What you have to do: Reproduce all of the data word for word.

Dataset records:
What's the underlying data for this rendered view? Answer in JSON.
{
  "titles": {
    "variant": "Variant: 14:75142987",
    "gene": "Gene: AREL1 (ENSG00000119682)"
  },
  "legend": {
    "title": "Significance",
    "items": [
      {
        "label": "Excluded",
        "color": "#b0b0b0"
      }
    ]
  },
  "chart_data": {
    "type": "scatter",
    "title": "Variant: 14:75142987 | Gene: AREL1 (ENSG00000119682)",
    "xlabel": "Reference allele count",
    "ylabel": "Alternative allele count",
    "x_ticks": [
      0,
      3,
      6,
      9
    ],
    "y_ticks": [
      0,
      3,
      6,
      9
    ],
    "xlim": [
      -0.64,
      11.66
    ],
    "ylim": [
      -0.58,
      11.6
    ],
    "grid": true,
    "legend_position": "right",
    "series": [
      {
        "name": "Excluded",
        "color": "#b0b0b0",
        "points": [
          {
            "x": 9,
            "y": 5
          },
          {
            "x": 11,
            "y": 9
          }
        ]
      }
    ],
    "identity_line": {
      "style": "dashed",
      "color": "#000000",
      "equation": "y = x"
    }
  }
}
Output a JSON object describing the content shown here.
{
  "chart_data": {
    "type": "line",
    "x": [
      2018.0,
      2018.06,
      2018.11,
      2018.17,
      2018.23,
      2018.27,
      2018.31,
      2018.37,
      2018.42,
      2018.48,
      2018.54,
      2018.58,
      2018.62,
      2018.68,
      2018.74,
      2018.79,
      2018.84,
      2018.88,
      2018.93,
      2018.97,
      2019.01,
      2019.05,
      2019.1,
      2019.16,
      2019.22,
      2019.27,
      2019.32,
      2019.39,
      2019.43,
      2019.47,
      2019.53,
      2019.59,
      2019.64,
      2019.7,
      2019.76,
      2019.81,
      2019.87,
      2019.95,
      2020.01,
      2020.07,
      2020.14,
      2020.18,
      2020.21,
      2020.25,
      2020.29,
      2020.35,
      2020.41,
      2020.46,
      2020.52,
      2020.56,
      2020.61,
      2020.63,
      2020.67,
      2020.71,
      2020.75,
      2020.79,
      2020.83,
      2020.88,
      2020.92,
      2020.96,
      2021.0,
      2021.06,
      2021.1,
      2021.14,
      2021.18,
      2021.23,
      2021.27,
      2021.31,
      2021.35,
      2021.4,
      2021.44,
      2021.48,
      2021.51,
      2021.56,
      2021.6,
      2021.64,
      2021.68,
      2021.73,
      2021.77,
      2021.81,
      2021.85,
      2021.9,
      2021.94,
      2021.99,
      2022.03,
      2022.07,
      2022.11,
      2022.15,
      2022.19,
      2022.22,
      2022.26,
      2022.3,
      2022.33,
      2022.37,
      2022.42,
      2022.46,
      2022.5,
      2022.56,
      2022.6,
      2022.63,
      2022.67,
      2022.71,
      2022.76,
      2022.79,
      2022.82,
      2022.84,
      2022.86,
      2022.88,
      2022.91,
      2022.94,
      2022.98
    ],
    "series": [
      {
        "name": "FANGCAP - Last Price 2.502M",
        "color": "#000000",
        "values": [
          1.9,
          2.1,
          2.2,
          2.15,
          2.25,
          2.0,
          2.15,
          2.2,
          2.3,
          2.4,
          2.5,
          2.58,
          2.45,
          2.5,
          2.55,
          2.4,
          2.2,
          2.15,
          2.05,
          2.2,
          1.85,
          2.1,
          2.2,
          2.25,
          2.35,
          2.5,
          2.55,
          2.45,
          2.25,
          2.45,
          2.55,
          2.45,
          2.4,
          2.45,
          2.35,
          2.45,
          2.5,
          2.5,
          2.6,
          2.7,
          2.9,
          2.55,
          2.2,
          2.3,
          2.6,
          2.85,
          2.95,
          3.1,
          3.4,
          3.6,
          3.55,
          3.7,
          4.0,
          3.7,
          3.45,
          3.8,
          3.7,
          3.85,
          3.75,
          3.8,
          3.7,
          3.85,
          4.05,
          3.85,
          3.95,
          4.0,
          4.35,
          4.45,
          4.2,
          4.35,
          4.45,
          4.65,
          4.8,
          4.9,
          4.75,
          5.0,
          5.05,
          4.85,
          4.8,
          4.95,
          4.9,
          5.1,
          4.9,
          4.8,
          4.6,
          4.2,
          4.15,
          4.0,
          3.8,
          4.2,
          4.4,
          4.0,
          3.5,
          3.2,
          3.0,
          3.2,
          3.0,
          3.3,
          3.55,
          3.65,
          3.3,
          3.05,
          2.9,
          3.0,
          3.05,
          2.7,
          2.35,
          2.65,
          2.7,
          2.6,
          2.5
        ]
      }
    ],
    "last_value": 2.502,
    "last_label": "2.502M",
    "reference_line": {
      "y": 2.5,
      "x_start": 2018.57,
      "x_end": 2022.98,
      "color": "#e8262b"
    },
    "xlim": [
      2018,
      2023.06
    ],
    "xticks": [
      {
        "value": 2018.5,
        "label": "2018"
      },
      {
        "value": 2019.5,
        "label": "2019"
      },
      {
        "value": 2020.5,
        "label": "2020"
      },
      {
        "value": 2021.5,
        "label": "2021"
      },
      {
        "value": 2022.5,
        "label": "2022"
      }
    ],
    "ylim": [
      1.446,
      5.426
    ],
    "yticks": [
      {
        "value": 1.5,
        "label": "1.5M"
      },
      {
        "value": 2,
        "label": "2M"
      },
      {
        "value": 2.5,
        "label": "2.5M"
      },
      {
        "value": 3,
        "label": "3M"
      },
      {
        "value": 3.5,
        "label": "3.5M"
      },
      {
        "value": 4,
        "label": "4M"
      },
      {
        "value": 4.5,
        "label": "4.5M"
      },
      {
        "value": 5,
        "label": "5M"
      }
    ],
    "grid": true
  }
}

Exercise solution:
What's the underlying data for this rendered view? Answer in JSON.
{
  "titles": {
    "variant": "Variant: 14:75142987",
    "gene": "Gene: AREL1 (ENSG00000119682)"
  },
  "legend": {
    "title": "Significance",
    "items": [
      {
        "label": "Excluded",
        "color": "#b0b0b0"
      }
    ]
  },
  "chart_data": {
    "type": "scatter",
    "title": "Variant: 14:75142987 | Gene: AREL1 (ENSG00000119682)",
    "xlabel": "Reference allele count",
    "ylabel": "Alternative allele count",
    "x_ticks": [
      0,
      3,
      6,
      9
    ],
    "y_ticks": [
      0,
      3,
      6,
      9
    ],
    "xlim": [
      -0.64,
      11.66
    ],
    "ylim": [
      -0.58,
      11.6
    ],
    "grid": true,
    "legend_position": "right",
    "series": [
      {
        "name": "Excluded",
        "color": "#b0b0b0",
        "points": [
          {
            "x": 9,
            "y": 5
          },
          {
            "x": 11,
            "y": 9
          }
        ]
      }
    ],
    "identity_line": {
      "style": "dashed",
      "color": "#000000",
      "equation": "y = x"
    }
  }
}
Output a JSON object describing the content shown here.
{
  "chart_data": {
    "type": "line",
    "x": [
      2018.0,
      2018.06,
      2018.11,
      2018.17,
      2018.23,
      2018.27,
      2018.31,
      2018.37,
      2018.42,
      2018.48,
      2018.54,
      2018.58,
      2018.62,
      2018.68,
      2018.74,
      2018.79,
      2018.84,
      2018.88,
      2018.93,
      2018.97,
      2019.01,
      2019.05,
      2019.1,
      2019.16,
      2019.22,
      2019.27,
      2019.32,
      2019.39,
      2019.43,
      2019.47,
      2019.53,
      2019.59,
      2019.64,
      2019.7,
      2019.76,
      2019.81,
      2019.87,
      2019.95,
      2020.01,
      2020.07,
      2020.14,
      2020.18,
      2020.21,
      2020.25,
      2020.29,
      2020.35,
      2020.41,
      2020.46,
      2020.52,
      2020.56,
      2020.61,
      2020.63,
      2020.67,
      2020.71,
      2020.75,
      2020.79,
      2020.83,
      2020.88,
      2020.92,
      2020.96,
      2021.0,
      2021.06,
      2021.1,
      2021.14,
      2021.18,
      2021.23,
      2021.27,
      2021.31,
      2021.35,
      2021.4,
      2021.44,
      2021.48,
      2021.51,
      2021.56,
      2021.6,
      2021.64,
      2021.68,
      2021.73,
      2021.77,
      2021.81,
      2021.85,
      2021.9,
      2021.94,
      2021.99,
      2022.03,
      2022.07,
      2022.11,
      2022.15,
      2022.19,
      2022.22,
      2022.26,
      2022.3,
      2022.33,
      2022.37,
      2022.42,
      2022.46,
      2022.5,
      2022.56,
      2022.6,
      2022.63,
      2022.67,
      2022.71,
      2022.76,
      2022.79,
      2022.82,
      2022.84,
      2022.86,
      2022.88,
      2022.91,
      2022.94,
      2022.98
    ],
    "series": [
      {
        "name": "FANGCAP - Last Price 2.502M",
        "color": "#000000",
        "values": [
          1.9,
          2.1,
          2.2,
          2.15,
          2.25,
          2.0,
          2.15,
          2.2,
          2.3,
          2.4,
          2.5,
          2.58,
          2.45,
          2.5,
          2.55,
          2.4,
          2.2,
          2.15,
          2.05,
          2.2,
          1.85,
          2.1,
          2.2,
          2.25,
          2.35,
          2.5,
          2.55,
          2.45,
          2.25,
          2.45,
          2.55,
          2.45,
          2.4,
          2.45,
          2.35,
          2.45,
          2.5,
          2.5,
          2.6,
          2.7,
          2.9,
          2.55,
          2.2,
          2.3,
          2.6,
          2.85,
          2.95,
          3.1,
          3.4,
          3.6,
          3.55,
          3.7,
          4.0,
          3.7,
          3.45,
          3.8,
          3.7,
          3.85,
          3.75,
          3.8,
          3.7,
          3.85,
          4.05,
          3.85,
          3.95,
          4.0,
          4.35,
          4.45,
          4.2,
          4.35,
          4.45,
          4.65,
          4.8,
          4.9,
          4.75,
          5.0,
          5.05,
          4.85,
          4.8,
          4.95,
          4.9,
          5.1,
          4.9,
          4.8,
          4.6,
          4.2,
          4.15,
          4.0,
          3.8,
          4.2,
          4.4,
          4.0,
          3.5,
          3.2,
          3.0,
          3.2,
          3.0,
          3.3,
          3.55,
          3.65,
          3.3,
          3.05,
          2.9,
          3.0,
          3.05,
          2.7,
          2.35,
          2.65,
          2.7,
          2.6,
          2.5
        ]
      }
    ],
    "last_value": 2.502,
    "last_label": "2.502M",
    "reference_line": {
      "y": 2.5,
      "x_start": 2018.57,
      "x_end": 2022.98,
      "color": "#e8262b"
    },
    "xlim": [
      2018,
      2023.06
    ],
    "xticks": [
      {
        "value": 2018.5,
        "label": "2018"
      },
      {
        "value": 2019.5,
        "label": "2019"
      },
      {
        "value": 2020.5,
        "label": "2020"
      },
      {
        "value": 2021.5,
        "label": "2021"
      },
      {
        "value": 2022.5,
        "label": "2022"
      }
    ],
    "ylim": [
      1.446,
      5.426
    ],
    "yticks": [
      {
        "value": 1.5,
        "label": "1.5M"
      },
      {
        "value": 2,
        "label": "2M"
      },
      {
        "value": 2.5,
        "label": "2.5M"
      },
      {
        "value": 3,
        "label": "3M"
      },
      {
        "value": 3.5,
        "label": "3.5M"
      },
      {
        "value": 4,
        "label": "4M"
      },
      {
        "value": 4.5,
        "label": "4.5M"
      },
      {
        "value": 5,
        "label": "5M"
      }
    ],
    "grid": true
  }
}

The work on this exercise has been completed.